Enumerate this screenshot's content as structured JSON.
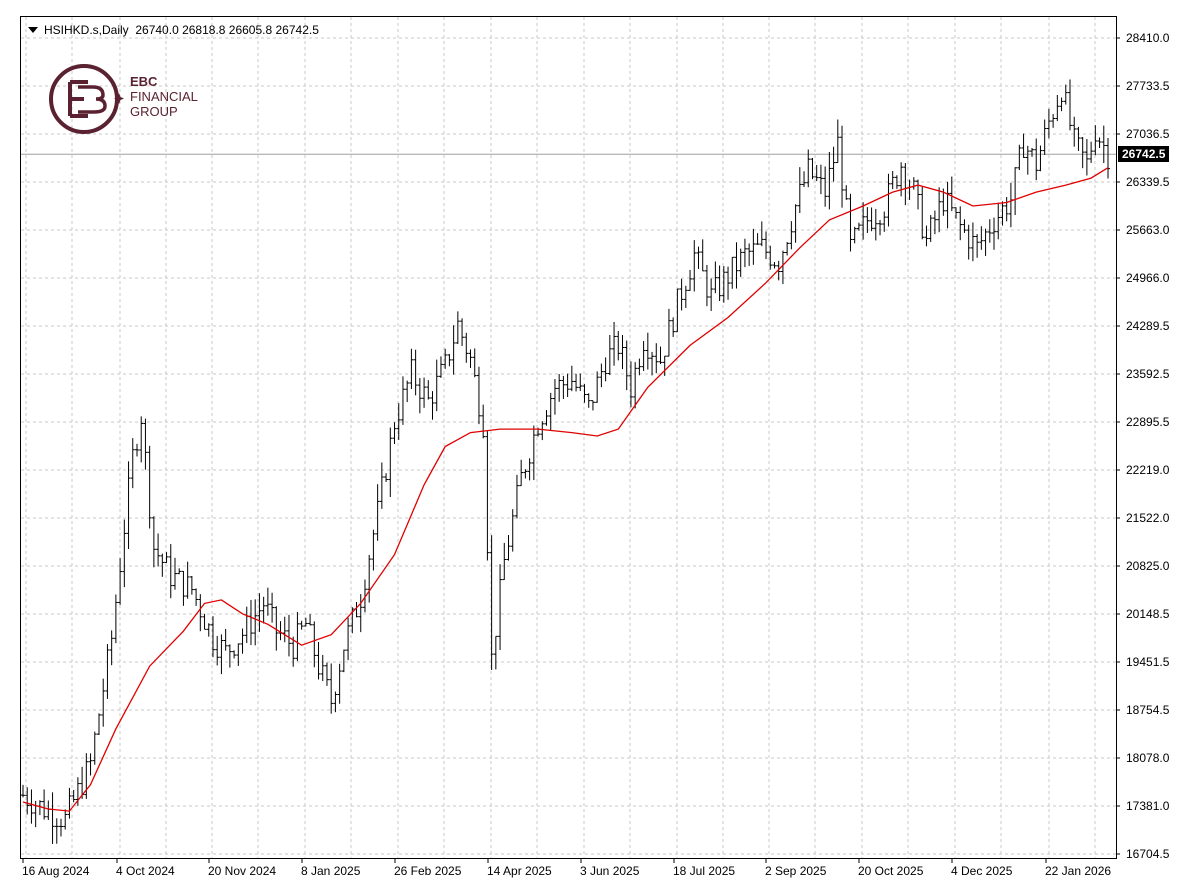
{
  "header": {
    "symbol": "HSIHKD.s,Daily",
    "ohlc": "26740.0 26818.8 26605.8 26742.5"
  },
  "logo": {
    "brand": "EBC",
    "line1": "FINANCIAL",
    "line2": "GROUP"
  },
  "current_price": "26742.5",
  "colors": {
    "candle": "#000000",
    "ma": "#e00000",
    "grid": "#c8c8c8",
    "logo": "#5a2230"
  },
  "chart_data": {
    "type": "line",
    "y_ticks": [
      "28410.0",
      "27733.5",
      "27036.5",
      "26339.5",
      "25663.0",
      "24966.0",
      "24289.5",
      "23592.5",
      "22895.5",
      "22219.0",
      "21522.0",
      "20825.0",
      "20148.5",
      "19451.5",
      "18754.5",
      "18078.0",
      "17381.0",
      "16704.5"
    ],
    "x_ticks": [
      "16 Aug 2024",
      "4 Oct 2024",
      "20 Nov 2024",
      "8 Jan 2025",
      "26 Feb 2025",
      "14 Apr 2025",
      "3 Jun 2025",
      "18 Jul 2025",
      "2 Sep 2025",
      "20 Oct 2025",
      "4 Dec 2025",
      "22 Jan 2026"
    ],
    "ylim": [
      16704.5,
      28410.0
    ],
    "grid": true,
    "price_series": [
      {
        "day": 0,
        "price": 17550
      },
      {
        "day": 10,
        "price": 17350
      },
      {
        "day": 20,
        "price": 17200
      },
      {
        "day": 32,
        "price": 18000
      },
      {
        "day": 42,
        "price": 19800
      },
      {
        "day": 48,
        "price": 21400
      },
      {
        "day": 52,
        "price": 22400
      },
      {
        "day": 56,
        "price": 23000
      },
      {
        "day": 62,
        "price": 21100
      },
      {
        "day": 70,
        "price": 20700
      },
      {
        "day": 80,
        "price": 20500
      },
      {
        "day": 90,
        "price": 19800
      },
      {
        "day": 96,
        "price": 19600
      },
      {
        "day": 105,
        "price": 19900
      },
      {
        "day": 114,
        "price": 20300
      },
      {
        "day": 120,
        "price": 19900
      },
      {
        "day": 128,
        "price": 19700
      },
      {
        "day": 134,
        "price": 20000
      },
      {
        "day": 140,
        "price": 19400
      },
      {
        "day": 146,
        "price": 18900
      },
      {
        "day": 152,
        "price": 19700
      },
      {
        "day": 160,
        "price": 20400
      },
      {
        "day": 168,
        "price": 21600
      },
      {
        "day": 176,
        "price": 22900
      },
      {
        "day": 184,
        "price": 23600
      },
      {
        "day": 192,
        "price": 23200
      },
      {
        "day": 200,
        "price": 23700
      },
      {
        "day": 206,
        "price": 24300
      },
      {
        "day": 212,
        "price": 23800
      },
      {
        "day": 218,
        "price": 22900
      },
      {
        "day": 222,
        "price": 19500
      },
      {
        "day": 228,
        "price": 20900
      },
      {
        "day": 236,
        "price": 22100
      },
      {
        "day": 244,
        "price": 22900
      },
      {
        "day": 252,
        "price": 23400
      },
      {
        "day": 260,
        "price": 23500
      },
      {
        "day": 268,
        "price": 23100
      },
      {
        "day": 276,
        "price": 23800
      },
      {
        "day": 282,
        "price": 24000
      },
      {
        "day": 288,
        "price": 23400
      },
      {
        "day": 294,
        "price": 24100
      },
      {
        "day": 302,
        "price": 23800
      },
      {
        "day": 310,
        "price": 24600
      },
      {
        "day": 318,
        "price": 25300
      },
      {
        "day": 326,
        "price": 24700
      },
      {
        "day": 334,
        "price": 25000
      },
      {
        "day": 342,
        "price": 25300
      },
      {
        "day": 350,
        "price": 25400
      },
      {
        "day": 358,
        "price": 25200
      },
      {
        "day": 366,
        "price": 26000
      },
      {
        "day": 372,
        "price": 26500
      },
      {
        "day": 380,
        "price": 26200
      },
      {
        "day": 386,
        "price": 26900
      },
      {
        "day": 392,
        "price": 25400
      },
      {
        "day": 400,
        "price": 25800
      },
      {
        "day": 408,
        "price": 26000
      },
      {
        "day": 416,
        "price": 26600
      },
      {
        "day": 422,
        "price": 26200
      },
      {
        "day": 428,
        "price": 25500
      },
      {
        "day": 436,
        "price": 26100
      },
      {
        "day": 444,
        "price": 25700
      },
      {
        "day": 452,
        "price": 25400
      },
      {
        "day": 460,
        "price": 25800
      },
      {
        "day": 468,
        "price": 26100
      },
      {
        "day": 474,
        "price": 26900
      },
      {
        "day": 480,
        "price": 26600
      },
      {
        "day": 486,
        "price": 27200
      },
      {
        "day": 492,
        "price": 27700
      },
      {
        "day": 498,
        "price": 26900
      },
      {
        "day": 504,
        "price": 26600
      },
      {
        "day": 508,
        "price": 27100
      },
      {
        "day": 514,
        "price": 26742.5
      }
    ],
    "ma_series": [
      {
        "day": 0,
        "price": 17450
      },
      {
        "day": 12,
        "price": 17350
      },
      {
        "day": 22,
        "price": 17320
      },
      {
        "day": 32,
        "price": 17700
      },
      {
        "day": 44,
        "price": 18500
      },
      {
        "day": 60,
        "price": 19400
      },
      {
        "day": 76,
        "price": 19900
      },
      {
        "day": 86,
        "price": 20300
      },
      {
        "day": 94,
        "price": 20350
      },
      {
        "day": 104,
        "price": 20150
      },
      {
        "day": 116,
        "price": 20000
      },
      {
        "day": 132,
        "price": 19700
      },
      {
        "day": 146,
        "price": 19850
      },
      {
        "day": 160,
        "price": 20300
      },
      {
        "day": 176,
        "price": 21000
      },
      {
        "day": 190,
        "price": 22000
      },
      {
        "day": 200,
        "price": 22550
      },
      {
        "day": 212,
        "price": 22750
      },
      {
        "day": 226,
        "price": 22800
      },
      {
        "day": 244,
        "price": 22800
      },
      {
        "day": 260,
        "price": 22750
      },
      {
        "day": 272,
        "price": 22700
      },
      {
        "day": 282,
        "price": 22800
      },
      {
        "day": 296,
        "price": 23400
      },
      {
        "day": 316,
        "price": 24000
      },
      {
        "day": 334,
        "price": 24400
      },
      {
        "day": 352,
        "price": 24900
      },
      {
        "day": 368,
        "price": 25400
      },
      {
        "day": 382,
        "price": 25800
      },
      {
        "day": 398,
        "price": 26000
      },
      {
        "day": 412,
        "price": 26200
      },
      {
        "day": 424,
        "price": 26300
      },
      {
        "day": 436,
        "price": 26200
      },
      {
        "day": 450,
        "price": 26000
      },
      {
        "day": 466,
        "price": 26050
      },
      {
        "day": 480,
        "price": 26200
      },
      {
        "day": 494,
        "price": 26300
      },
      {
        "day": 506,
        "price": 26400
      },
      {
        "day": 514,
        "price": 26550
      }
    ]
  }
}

+--

• TASK TO CARRY OUT: Return each line from the material above exactly, but not the pictures.

• THE REPLY:
Enumerate this screenshot's content as structured JSON.
{
  "header": {
    "symbol": "HSIHKD.s,Daily",
    "ohlc": "26740.0 26818.8 26605.8 26742.5"
  },
  "logo": {
    "brand": "EBC",
    "line1": "FINANCIAL",
    "line2": "GROUP"
  },
  "current_price": "26742.5",
  "colors": {
    "candle": "#000000",
    "ma": "#e00000",
    "grid": "#c8c8c8",
    "logo": "#5a2230"
  },
  "chart_data": {
    "type": "line",
    "y_ticks": [
      "28410.0",
      "27733.5",
      "27036.5",
      "26339.5",
      "25663.0",
      "24966.0",
      "24289.5",
      "23592.5",
      "22895.5",
      "22219.0",
      "21522.0",
      "20825.0",
      "20148.5",
      "19451.5",
      "18754.5",
      "18078.0",
      "17381.0",
      "16704.5"
    ],
    "x_ticks": [
      "16 Aug 2024",
      "4 Oct 2024",
      "20 Nov 2024",
      "8 Jan 2025",
      "26 Feb 2025",
      "14 Apr 2025",
      "3 Jun 2025",
      "18 Jul 2025",
      "2 Sep 2025",
      "20 Oct 2025",
      "4 Dec 2025",
      "22 Jan 2026"
    ],
    "ylim": [
      16704.5,
      28410.0
    ],
    "grid": true,
    "price_series": [
      {
        "day": 0,
        "price": 17550
      },
      {
        "day": 10,
        "price": 17350
      },
      {
        "day": 20,
        "price": 17200
      },
      {
        "day": 32,
        "price": 18000
      },
      {
        "day": 42,
        "price": 19800
      },
      {
        "day": 48,
        "price": 21400
      },
      {
        "day": 52,
        "price": 22400
      },
      {
        "day": 56,
        "price": 23000
      },
      {
        "day": 62,
        "price": 21100
      },
      {
        "day": 70,
        "price": 20700
      },
      {
        "day": 80,
        "price": 20500
      },
      {
        "day": 90,
        "price": 19800
      },
      {
        "day": 96,
        "price": 19600
      },
      {
        "day": 105,
        "price": 19900
      },
      {
        "day": 114,
        "price": 20300
      },
      {
        "day": 120,
        "price": 19900
      },
      {
        "day": 128,
        "price": 19700
      },
      {
        "day": 134,
        "price": 20000
      },
      {
        "day": 140,
        "price": 19400
      },
      {
        "day": 146,
        "price": 18900
      },
      {
        "day": 152,
        "price": 19700
      },
      {
        "day": 160,
        "price": 20400
      },
      {
        "day": 168,
        "price": 21600
      },
      {
        "day": 176,
        "price": 22900
      },
      {
        "day": 184,
        "price": 23600
      },
      {
        "day": 192,
        "price": 23200
      },
      {
        "day": 200,
        "price": 23700
      },
      {
        "day": 206,
        "price": 24300
      },
      {
        "day": 212,
        "price": 23800
      },
      {
        "day": 218,
        "price": 22900
      },
      {
        "day": 222,
        "price": 19500
      },
      {
        "day": 228,
        "price": 20900
      },
      {
        "day": 236,
        "price": 22100
      },
      {
        "day": 244,
        "price": 22900
      },
      {
        "day": 252,
        "price": 23400
      },
      {
        "day": 260,
        "price": 23500
      },
      {
        "day": 268,
        "price": 23100
      },
      {
        "day": 276,
        "price": 23800
      },
      {
        "day": 282,
        "price": 24000
      },
      {
        "day": 288,
        "price": 23400
      },
      {
        "day": 294,
        "price": 24100
      },
      {
        "day": 302,
        "price": 23800
      },
      {
        "day": 310,
        "price": 24600
      },
      {
        "day": 318,
        "price": 25300
      },
      {
        "day": 326,
        "price": 24700
      },
      {
        "day": 334,
        "price": 25000
      },
      {
        "day": 342,
        "price": 25300
      },
      {
        "day": 350,
        "price": 25400
      },
      {
        "day": 358,
        "price": 25200
      },
      {
        "day": 366,
        "price": 26000
      },
      {
        "day": 372,
        "price": 26500
      },
      {
        "day": 380,
        "price": 26200
      },
      {
        "day": 386,
        "price": 26900
      },
      {
        "day": 392,
        "price": 25400
      },
      {
        "day": 400,
        "price": 25800
      },
      {
        "day": 408,
        "price": 26000
      },
      {
        "day": 416,
        "price": 26600
      },
      {
        "day": 422,
        "price": 26200
      },
      {
        "day": 428,
        "price": 25500
      },
      {
        "day": 436,
        "price": 26100
      },
      {
        "day": 444,
        "price": 25700
      },
      {
        "day": 452,
        "price": 25400
      },
      {
        "day": 460,
        "price": 25800
      },
      {
        "day": 468,
        "price": 26100
      },
      {
        "day": 474,
        "price": 26900
      },
      {
        "day": 480,
        "price": 26600
      },
      {
        "day": 486,
        "price": 27200
      },
      {
        "day": 492,
        "price": 27700
      },
      {
        "day": 498,
        "price": 26900
      },
      {
        "day": 504,
        "price": 26600
      },
      {
        "day": 508,
        "price": 27100
      },
      {
        "day": 514,
        "price": 26742.5
      }
    ],
    "ma_series": [
      {
        "day": 0,
        "price": 17450
      },
      {
        "day": 12,
        "price": 17350
      },
      {
        "day": 22,
        "price": 17320
      },
      {
        "day": 32,
        "price": 17700
      },
      {
        "day": 44,
        "price": 18500
      },
      {
        "day": 60,
        "price": 19400
      },
      {
        "day": 76,
        "price": 19900
      },
      {
        "day": 86,
        "price": 20300
      },
      {
        "day": 94,
        "price": 20350
      },
      {
        "day": 104,
        "price": 20150
      },
      {
        "day": 116,
        "price": 20000
      },
      {
        "day": 132,
        "price": 19700
      },
      {
        "day": 146,
        "price": 19850
      },
      {
        "day": 160,
        "price": 20300
      },
      {
        "day": 176,
        "price": 21000
      },
      {
        "day": 190,
        "price": 22000
      },
      {
        "day": 200,
        "price": 22550
      },
      {
        "day": 212,
        "price": 22750
      },
      {
        "day": 226,
        "price": 22800
      },
      {
        "day": 244,
        "price": 22800
      },
      {
        "day": 260,
        "price": 22750
      },
      {
        "day": 272,
        "price": 22700
      },
      {
        "day": 282,
        "price": 22800
      },
      {
        "day": 296,
        "price": 23400
      },
      {
        "day": 316,
        "price": 24000
      },
      {
        "day": 334,
        "price": 24400
      },
      {
        "day": 352,
        "price": 24900
      },
      {
        "day": 368,
        "price": 25400
      },
      {
        "day": 382,
        "price": 25800
      },
      {
        "day": 398,
        "price": 26000
      },
      {
        "day": 412,
        "price": 26200
      },
      {
        "day": 424,
        "price": 26300
      },
      {
        "day": 436,
        "price": 26200
      },
      {
        "day": 450,
        "price": 26000
      },
      {
        "day": 466,
        "price": 26050
      },
      {
        "day": 480,
        "price": 26200
      },
      {
        "day": 494,
        "price": 26300
      },
      {
        "day": 506,
        "price": 26400
      },
      {
        "day": 514,
        "price": 26550
      }
    ]
  }
}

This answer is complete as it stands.